**Exercise goal**
Put the lines of every entry below into a numbered list, skipping any blank lines and leaving the pictures out.

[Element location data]
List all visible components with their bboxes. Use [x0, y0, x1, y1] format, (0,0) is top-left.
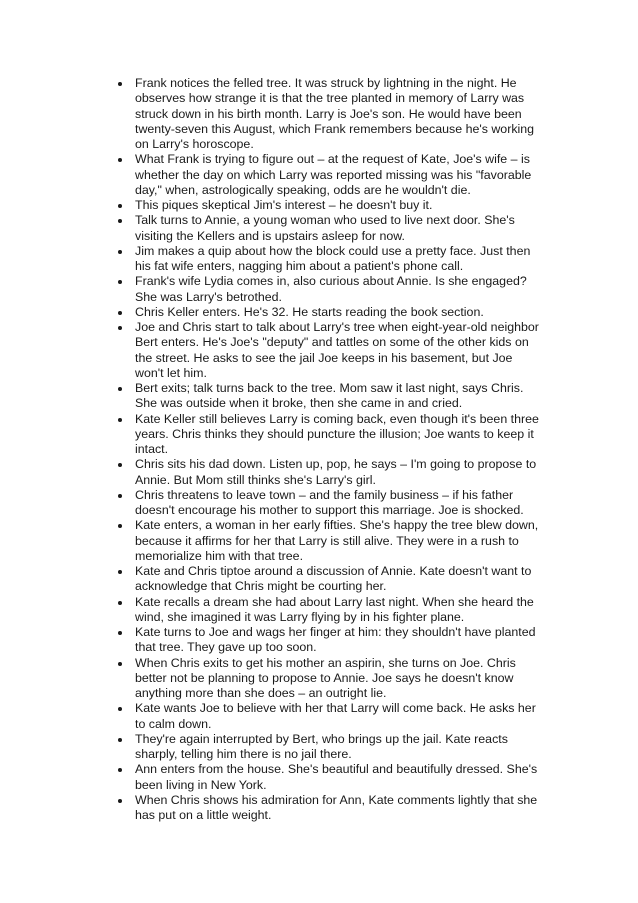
bullet-dot-icon [118, 570, 122, 574]
list-item [118, 656, 543, 702]
list-item-text: Chris sits his dad down. Listen up, pop, he says – I'm going to propose to Annie. But Mom still thinks she's Larry's girl. [135, 457, 537, 487]
bullet-dot-icon [118, 250, 122, 254]
bullet-dot-icon [118, 463, 122, 467]
list-item [118, 198, 543, 213]
bullet-dot-icon [118, 326, 122, 330]
list-item [118, 320, 543, 381]
bullet-dot-icon [118, 799, 122, 803]
bullet-dot-icon [118, 204, 122, 208]
list-item [118, 305, 543, 320]
list-item-text: Kate Keller still believes Larry is coming back, even though it's been three years. Chris thinks they should puncture the illusion; Joe wants to keep it intact. [135, 411, 539, 456]
bullet-dot-icon [118, 311, 122, 315]
bullet-dot-icon [118, 601, 122, 605]
list-item [118, 213, 543, 244]
list-item-text: Kate and Chris tiptoe around a discussion of Annie. Kate doesn't want to acknowledge that Chris might be courting her. [135, 564, 532, 594]
list-item-text: Kate enters, a woman in her early fifties. She's happy the tree blew down, because it affirms for her that Larry is still alive. They were in a rush to memorialize him with that tree. [135, 518, 539, 563]
list-item [118, 381, 543, 412]
list-item [118, 595, 543, 626]
list-item-text: They're again interrupted by Bert, who brings up the jail. Kate reacts sharply, telling him there is no jail there. [135, 731, 508, 761]
bullet-dot-icon [118, 768, 122, 772]
bullet-dot-icon [118, 158, 122, 162]
bullet-dot-icon [118, 219, 122, 223]
list-item [118, 625, 543, 656]
list-item-text: Bert exits; talk turns back to the tree. Mom saw it last night, says Chris. She was outside when it broke, then she came in and cried. [135, 381, 524, 411]
bullet-dot-icon [118, 738, 122, 742]
list-item-text: This piques skeptical Jim's interest – he doesn't buy it. [135, 198, 433, 212]
list-item-text: Joe and Chris start to talk about Larry's tree when eight-year-old neighbor Bert enters. He's Joe's "deputy" and tattles on some of the other kids on the street. He asks to see the jail Joe keeps in his basement, but Joe won't let him. [135, 320, 539, 380]
list-item-text: What Frank is trying to figure out – at the request of Kate, Joe's wife – is whether the day on which Larry was reported missing was his "favorable day," when, astrologically speaking, odds are he wouldn't die. [135, 152, 532, 197]
list-item-text: Jim makes a quip about how the block could use a pretty face. Just then his fat wife enters, nagging him about a patient's phone call. [135, 243, 531, 273]
bullet-dot-icon [118, 707, 122, 711]
bullet-dot-icon [118, 418, 122, 422]
bullet-dot-icon [118, 524, 122, 528]
list-item [118, 274, 543, 305]
bullet-dot-icon [118, 494, 122, 498]
bullet-dot-icon [118, 662, 122, 666]
bullet-dot-icon [118, 387, 122, 391]
list-item [118, 244, 543, 275]
list-item-text: Talk turns to Annie, a young woman who used to live next door. She's visiting the Kellers and is upstairs asleep for now. [135, 213, 515, 243]
list-item-text: Kate wants Joe to believe with her that Larry will come back. He asks her to calm down. [135, 701, 536, 731]
list-item [118, 732, 543, 763]
list-item [118, 762, 543, 793]
bullet-dot-icon [118, 631, 122, 635]
list-item-text: Kate turns to Joe and wags her finger at him: they shouldn't have planted that tree. They gave up too soon. [135, 625, 536, 655]
list-item [118, 564, 543, 595]
list-item [118, 518, 543, 564]
list-item-text: Frank's wife Lydia comes in, also curious about Annie. Is she engaged? She was Larry's betrothed. [135, 274, 527, 304]
list-item-text: When Chris exits to get his mother an aspirin, she turns on Joe. Chris better not be planning to propose to Annie. Joe says he doesn't know anything more than she does – an outright lie. [135, 655, 516, 700]
list-item [118, 152, 543, 198]
list-item-text: Chris threatens to leave town – and the family business – if his father doesn't encourage his mother to support this marriage. Joe is shocked. [135, 487, 524, 517]
bullet-dot-icon [118, 280, 122, 284]
list-item [118, 701, 543, 732]
list-item [118, 457, 543, 488]
list-item-text: When Chris shows his admiration for Ann, Kate comments lightly that she has put on a little weight. [135, 792, 538, 822]
list-item-text: Ann enters from the house. She's beautiful and beautifully dressed. She's been living in New York. [135, 762, 538, 792]
list-item-text: Chris Keller enters. He's 32. He starts reading the book section. [135, 304, 484, 319]
list-item-text: Frank notices the felled tree. It was struck by lightning in the night. He observes how strange it is that the tree planted in memory of Larry was struck down in his birth month. Larry is Joe's son. He would have been twenty-seven this August, which Frank remembers because he's working on Larry's horoscope. [135, 76, 535, 151]
list-item-text: Kate recalls a dream she had about Larry last night. When she heard the wind, she imagined it was Larry flying by in his fighter plane. [135, 594, 534, 624]
list-item [118, 76, 543, 152]
list-item [118, 412, 543, 458]
list-item [118, 488, 543, 519]
bullet-dot-icon [118, 82, 122, 86]
list-item [118, 793, 543, 824]
bullet-list [118, 76, 543, 823]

**Worked answer**
1. List all visible components with their bboxes. Use [x0, y0, x1, y1] format, (0,0) is top-left.
2. bullet-dot-icon [118, 570, 122, 574]
3. list-item [118, 656, 543, 702]
4. list-item-text: Chris sits his dad down. Listen up, pop, he says – I'm going to propose to Annie. But Mom still thinks she's Larry's girl. [135, 457, 537, 487]
5. bullet-dot-icon [118, 250, 122, 254]
6. bullet-dot-icon [118, 463, 122, 467]
7. list-item [118, 198, 543, 213]
8. bullet-dot-icon [118, 326, 122, 330]
9. list-item [118, 320, 543, 381]
10. bullet-dot-icon [118, 799, 122, 803]
11. bullet-dot-icon [118, 204, 122, 208]
12. list-item [118, 305, 543, 320]
13. list-item-text: Kate Keller still believes Larry is coming back, even though it's been three years. Chris thinks they should puncture the illusion; Joe wants to keep it intact. [135, 411, 539, 456]
14. bullet-dot-icon [118, 311, 122, 315]
15. bullet-dot-icon [118, 601, 122, 605]
16. list-item [118, 213, 543, 244]
17. list-item-text: Kate and Chris tiptoe around a discussion of Annie. Kate doesn't want to acknowledge that Chris might be courting her. [135, 564, 532, 594]
18. list-item-text: Kate enters, a woman in her early fifties. She's happy the tree blew down, because it affirms for her that Larry is still alive. They were in a rush to memorialize him with that tree. [135, 518, 539, 563]
19. list-item [118, 381, 543, 412]
20. list-item [118, 595, 543, 626]
21. list-item-text: They're again interrupted by Bert, who brings up the jail. Kate reacts sharply, telling him there is no jail there. [135, 731, 508, 761]
22. bullet-dot-icon [118, 768, 122, 772]
23. bullet-dot-icon [118, 158, 122, 162]
24. bullet-dot-icon [118, 219, 122, 223]
25. list-item [118, 625, 543, 656]
26. list-item-text: Bert exits; talk turns back to the tree. Mom saw it last night, says Chris. She was outside when it broke, then she came in and cried. [135, 381, 524, 411]
27. bullet-dot-icon [118, 738, 122, 742]
28. list-item-text: This piques skeptical Jim's interest – he doesn't buy it. [135, 198, 433, 212]
29. list-item-text: Joe and Chris start to talk about Larry's tree when eight-year-old neighbor Bert enters. He's Joe's "deputy" and tattles on some of the other kids on the street. He asks to see the jail Joe keeps in his basement, but Joe won't let him. [135, 320, 539, 380]
30. list-item-text: What Frank is trying to figure out – at the request of Kate, Joe's wife – is whether the day on which Larry was reported missing was his "favorable day," when, astrologically speaking, odds are he wouldn't die. [135, 152, 532, 197]
31. list-item-text: Jim makes a quip about how the block could use a pretty face. Just then his fat wife enters, nagging him about a patient's phone call. [135, 243, 531, 273]
32. bullet-dot-icon [118, 707, 122, 711]
33. bullet-dot-icon [118, 418, 122, 422]
34. bullet-dot-icon [118, 524, 122, 528]
35. list-item [118, 274, 543, 305]
36. bullet-dot-icon [118, 494, 122, 498]
37. bullet-dot-icon [118, 662, 122, 666]
38. bullet-dot-icon [118, 387, 122, 391]
39. list-item [118, 244, 543, 275]
40. list-item-text: Talk turns to Annie, a young woman who used to live next door. She's visiting the Kellers and is upstairs asleep for now. [135, 213, 515, 243]
41. list-item-text: Kate wants Joe to believe with her that Larry will come back. He asks her to calm down. [135, 701, 536, 731]
42. list-item [118, 732, 543, 763]
43. list-item [118, 762, 543, 793]
44. bullet-dot-icon [118, 631, 122, 635]
45. list-item-text: Kate turns to Joe and wags her finger at him: they shouldn't have planted that tree. They gave up too soon. [135, 625, 536, 655]
46. list-item [118, 564, 543, 595]
47. list-item [118, 518, 543, 564]
48. list-item-text: Frank's wife Lydia comes in, also curious about Annie. Is she engaged? She was Larry's betrothed. [135, 274, 527, 304]
49. list-item-text: When Chris exits to get his mother an aspirin, she turns on Joe. Chris better not be planning to propose to Annie. Joe says he doesn't know anything more than she does – an outright lie. [135, 655, 516, 700]
50. list-item [118, 152, 543, 198]
51. list-item-text: Chris threatens to leave town – and the family business – if his father doesn't encourage his mother to support this marriage. Joe is shocked. [135, 487, 524, 517]
52. bullet-dot-icon [118, 280, 122, 284]
53. list-item [118, 701, 543, 732]
54. list-item [118, 457, 543, 488]
55. list-item-text: When Chris shows his admiration for Ann, Kate comments lightly that she has put on a little weight. [135, 792, 538, 822]
56. list-item-text: Ann enters from the house. She's beautiful and beautifully dressed. She's been living in New York. [135, 762, 538, 792]
57. list-item-text: Chris Keller enters. He's 32. He starts reading the book section. [135, 304, 484, 319]
58. list-item-text: Frank notices the felled tree. It was struck by lightning in the night. He observes how strange it is that the tree planted in memory of Larry was struck down in his birth month. Larry is Joe's son. He would have been twenty-seven this August, which Frank remembers because he's working on Larry's horoscope. [135, 76, 535, 151]
59. list-item-text: Kate recalls a dream she had about Larry last night. When she heard the wind, she imagined it was Larry flying by in his fighter plane. [135, 594, 534, 624]
60. list-item [118, 76, 543, 152]
61. list-item [118, 412, 543, 458]
62. list-item [118, 488, 543, 519]
63. bullet-dot-icon [118, 82, 122, 86]
64. list-item [118, 793, 543, 824]
65. bullet-list [118, 76, 543, 823]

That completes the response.